Output all the material that follows, exactly as given.

## Dataset
........

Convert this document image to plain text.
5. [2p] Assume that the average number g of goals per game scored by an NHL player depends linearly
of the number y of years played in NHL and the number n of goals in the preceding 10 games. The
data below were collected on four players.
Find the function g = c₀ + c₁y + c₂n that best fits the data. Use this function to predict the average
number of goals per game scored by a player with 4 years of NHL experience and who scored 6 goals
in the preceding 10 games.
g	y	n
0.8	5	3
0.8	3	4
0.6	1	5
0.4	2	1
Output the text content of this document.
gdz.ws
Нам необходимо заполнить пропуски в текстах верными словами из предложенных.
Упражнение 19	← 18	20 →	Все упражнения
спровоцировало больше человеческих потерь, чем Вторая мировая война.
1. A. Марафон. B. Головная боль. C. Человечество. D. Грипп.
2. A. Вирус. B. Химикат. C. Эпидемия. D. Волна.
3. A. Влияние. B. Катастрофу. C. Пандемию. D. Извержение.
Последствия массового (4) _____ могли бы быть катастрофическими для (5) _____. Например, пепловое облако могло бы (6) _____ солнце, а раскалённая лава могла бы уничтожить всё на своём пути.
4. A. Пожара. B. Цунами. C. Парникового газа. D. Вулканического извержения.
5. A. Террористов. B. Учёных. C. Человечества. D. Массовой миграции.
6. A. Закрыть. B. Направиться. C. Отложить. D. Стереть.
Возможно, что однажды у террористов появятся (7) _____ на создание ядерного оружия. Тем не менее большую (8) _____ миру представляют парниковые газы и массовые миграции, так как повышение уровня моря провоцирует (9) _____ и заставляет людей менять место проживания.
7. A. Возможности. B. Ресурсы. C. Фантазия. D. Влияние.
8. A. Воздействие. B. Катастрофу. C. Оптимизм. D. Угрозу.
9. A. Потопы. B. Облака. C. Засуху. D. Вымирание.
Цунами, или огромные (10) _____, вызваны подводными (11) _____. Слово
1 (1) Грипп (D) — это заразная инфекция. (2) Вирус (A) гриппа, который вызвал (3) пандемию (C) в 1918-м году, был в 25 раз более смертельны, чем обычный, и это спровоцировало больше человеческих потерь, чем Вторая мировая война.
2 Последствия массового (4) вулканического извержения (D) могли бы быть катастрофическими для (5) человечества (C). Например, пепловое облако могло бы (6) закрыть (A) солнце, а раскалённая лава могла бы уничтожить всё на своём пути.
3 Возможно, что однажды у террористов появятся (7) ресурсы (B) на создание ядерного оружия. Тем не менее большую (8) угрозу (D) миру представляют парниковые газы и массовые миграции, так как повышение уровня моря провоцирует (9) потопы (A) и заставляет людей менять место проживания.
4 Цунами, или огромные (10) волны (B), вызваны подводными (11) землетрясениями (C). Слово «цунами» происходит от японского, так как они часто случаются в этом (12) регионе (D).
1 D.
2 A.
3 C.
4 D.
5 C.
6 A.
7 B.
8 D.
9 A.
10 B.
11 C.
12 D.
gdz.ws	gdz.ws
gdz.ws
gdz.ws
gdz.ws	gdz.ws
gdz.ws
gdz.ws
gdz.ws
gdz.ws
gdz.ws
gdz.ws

........

## Expected output
Convert this document image to plain text.
5. [2p] Assume that the average number g of goals per game scored by an NHL player depends linearly
of the number y of years played in NHL and the number n of goals in the preceding 10 games. The
data below were collected on four players.
Find the function g = c₀ + c₁y + c₂n that best fits the data. Use this function to predict the average
number of goals per game scored by a player with 4 years of NHL experience and who scored 6 goals
in the preceding 10 games.
g	y	n
0.8	5	3
0.8	3	4
0.6	1	5
0.4	2	1
Output the text content of this document.
gdz.ws
Нам необходимо заполнить пропуски в текстах верными словами из предложенных.
Упражнение 19	← 18	20 →	Все упражнения
спровоцировало больше человеческих потерь, чем Вторая мировая война.
1. A. Марафон. B. Головная боль. C. Человечество. D. Грипп.
2. A. Вирус. B. Химикат. C. Эпидемия. D. Волна.
3. A. Влияние. B. Катастрофу. C. Пандемию. D. Извержение.
Последствия массового (4) _____ могли бы быть катастрофическими для (5) _____. Например, пепловое облако могло бы (6) _____ солнце, а раскалённая лава могла бы уничтожить всё на своём пути.
4. A. Пожара. B. Цунами. C. Парникового газа. D. Вулканического извержения.
5. A. Террористов. B. Учёных. C. Человечества. D. Массовой миграции.
6. A. Закрыть. B. Направиться. C. Отложить. D. Стереть.
Возможно, что однажды у террористов появятся (7) _____ на создание ядерного оружия. Тем не менее большую (8) _____ миру представляют парниковые газы и массовые миграции, так как повышение уровня моря провоцирует (9) _____ и заставляет людей менять место проживания.
7. A. Возможности. B. Ресурсы. C. Фантазия. D. Влияние.
8. A. Воздействие. B. Катастрофу. C. Оптимизм. D. Угрозу.
9. A. Потопы. B. Облака. C. Засуху. D. Вымирание.
Цунами, или огромные (10) _____, вызваны подводными (11) _____. Слово
1 (1) Грипп (D) — это заразная инфекция. (2) Вирус (A) гриппа, который вызвал (3) пандемию (C) в 1918-м году, был в 25 раз более смертельны, чем обычный, и это спровоцировало больше человеческих потерь, чем Вторая мировая война.
2 Последствия массового (4) вулканического извержения (D) могли бы быть катастрофическими для (5) человечества (C). Например, пепловое облако могло бы (6) закрыть (A) солнце, а раскалённая лава могла бы уничтожить всё на своём пути.
3 Возможно, что однажды у террористов появятся (7) ресурсы (B) на создание ядерного оружия. Тем не менее большую (8) угрозу (D) миру представляют парниковые газы и массовые миграции, так как повышение уровня моря провоцирует (9) потопы (A) и заставляет людей менять место проживания.
4 Цунами, или огромные (10) волны (B), вызваны подводными (11) землетрясениями (C). Слово «цунами» происходит от японского, так как они часто случаются в этом (12) регионе (D).
1 D.
2 A.
3 C.
4 D.
5 C.
6 A.
7 B.
8 D.
9 A.
10 B.
11 C.
12 D.
gdz.ws	gdz.ws
gdz.ws
gdz.ws
gdz.ws	gdz.ws
gdz.ws
gdz.ws
gdz.ws
gdz.ws
gdz.ws
gdz.ws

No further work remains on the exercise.